====== Exercise inputs
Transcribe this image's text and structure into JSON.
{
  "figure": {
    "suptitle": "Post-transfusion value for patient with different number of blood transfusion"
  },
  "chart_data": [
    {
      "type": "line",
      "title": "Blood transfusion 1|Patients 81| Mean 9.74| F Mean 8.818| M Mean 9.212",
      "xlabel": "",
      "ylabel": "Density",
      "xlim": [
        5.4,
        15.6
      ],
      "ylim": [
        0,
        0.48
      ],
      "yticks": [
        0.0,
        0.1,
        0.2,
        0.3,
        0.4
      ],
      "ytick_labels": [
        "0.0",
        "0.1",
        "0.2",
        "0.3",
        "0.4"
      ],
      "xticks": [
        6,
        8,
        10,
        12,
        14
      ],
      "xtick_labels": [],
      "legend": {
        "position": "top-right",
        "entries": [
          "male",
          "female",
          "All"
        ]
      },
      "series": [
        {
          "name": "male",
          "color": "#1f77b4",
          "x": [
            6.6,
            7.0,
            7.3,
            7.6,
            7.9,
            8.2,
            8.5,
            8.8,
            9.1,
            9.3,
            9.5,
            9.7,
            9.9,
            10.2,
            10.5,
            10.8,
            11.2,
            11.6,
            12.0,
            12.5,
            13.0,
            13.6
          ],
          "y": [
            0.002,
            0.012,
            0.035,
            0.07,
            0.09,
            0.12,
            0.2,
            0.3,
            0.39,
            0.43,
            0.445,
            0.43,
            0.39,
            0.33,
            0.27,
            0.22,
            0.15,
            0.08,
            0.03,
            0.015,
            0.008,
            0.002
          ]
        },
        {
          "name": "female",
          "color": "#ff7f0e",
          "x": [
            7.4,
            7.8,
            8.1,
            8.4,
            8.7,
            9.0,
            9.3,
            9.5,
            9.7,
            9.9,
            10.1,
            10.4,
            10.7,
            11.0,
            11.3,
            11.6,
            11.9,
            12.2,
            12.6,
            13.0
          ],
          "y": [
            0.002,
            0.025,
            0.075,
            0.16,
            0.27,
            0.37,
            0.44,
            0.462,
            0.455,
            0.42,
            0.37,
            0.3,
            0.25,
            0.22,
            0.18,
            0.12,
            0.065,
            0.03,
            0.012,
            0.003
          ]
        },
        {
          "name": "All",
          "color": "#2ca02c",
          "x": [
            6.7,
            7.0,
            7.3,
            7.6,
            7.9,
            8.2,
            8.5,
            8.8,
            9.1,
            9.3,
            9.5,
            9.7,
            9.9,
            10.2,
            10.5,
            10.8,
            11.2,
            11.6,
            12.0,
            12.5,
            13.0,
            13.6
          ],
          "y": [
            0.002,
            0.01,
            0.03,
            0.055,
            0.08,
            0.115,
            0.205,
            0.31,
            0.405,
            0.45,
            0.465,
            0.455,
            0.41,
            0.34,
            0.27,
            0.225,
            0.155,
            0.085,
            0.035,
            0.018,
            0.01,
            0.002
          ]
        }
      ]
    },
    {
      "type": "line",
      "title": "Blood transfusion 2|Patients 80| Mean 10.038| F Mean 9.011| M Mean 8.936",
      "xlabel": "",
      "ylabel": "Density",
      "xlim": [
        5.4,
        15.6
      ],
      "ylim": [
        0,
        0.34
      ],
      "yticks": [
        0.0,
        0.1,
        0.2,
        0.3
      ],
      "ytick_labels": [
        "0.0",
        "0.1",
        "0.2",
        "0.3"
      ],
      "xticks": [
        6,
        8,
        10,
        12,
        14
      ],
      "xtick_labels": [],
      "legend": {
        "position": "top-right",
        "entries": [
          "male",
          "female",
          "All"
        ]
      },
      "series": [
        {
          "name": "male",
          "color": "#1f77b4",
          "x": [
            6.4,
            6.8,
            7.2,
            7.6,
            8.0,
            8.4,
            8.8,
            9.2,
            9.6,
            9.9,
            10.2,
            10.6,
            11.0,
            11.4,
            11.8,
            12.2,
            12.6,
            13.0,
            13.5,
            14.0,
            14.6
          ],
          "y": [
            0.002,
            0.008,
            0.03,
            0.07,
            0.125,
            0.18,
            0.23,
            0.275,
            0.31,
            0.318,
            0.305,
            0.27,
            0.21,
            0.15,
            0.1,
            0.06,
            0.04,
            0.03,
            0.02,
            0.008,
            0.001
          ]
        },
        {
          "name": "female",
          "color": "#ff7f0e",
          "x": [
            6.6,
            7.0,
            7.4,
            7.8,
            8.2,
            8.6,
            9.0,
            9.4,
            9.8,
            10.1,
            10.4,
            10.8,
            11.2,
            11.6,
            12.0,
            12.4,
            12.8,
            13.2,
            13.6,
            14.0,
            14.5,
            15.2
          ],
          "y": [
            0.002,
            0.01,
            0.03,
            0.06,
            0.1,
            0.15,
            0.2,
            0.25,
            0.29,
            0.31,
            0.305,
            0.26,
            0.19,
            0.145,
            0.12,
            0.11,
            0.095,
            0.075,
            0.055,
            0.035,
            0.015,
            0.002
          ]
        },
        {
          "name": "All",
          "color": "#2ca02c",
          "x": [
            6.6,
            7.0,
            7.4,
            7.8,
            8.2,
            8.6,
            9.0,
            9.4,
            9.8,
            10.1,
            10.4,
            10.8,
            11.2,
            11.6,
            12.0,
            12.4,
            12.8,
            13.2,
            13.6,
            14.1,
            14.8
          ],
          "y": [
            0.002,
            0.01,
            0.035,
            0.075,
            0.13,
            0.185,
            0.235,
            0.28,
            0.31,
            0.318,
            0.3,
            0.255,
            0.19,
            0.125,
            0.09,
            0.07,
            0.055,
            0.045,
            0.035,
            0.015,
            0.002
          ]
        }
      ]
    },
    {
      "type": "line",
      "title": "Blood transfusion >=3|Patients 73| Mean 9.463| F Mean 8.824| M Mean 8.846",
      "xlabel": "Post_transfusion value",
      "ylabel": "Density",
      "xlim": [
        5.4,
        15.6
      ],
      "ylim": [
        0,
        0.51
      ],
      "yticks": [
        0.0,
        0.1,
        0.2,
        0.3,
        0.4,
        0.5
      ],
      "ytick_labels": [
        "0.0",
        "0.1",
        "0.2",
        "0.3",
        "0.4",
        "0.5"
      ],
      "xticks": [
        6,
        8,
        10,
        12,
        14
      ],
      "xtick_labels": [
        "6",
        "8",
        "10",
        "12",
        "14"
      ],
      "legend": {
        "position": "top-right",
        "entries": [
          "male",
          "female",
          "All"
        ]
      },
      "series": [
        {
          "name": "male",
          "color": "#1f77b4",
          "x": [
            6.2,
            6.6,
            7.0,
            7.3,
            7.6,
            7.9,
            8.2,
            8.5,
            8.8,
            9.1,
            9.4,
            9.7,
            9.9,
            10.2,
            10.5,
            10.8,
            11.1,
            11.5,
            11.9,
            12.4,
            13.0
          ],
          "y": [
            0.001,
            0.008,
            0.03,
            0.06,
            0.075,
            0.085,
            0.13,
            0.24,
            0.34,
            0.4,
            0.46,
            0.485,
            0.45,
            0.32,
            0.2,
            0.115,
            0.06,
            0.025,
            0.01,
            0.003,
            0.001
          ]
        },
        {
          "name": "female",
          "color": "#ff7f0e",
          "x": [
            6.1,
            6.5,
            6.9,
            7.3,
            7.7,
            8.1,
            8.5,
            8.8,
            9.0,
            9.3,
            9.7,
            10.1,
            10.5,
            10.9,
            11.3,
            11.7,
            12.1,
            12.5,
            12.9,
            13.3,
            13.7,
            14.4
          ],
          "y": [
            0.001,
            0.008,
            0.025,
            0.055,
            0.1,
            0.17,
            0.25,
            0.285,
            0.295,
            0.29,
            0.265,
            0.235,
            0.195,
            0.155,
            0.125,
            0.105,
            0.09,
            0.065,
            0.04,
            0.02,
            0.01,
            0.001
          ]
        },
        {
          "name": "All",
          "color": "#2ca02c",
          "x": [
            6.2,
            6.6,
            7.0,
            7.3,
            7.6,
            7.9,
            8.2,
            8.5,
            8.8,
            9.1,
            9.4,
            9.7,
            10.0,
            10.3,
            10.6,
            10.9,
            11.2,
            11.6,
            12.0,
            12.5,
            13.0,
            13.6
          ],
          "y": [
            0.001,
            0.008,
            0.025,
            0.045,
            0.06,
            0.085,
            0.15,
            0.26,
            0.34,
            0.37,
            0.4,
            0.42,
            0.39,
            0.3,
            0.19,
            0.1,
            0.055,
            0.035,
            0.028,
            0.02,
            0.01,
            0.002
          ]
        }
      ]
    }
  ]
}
============
**Problem to solve**
Throughout the material above, find lines holding the word "value", then copy them.

**Result of the exercise**
    "suptitle": "Post-transfusion value for patient with different number of blood transfusion"
      "xlabel": "Post_transfusion value",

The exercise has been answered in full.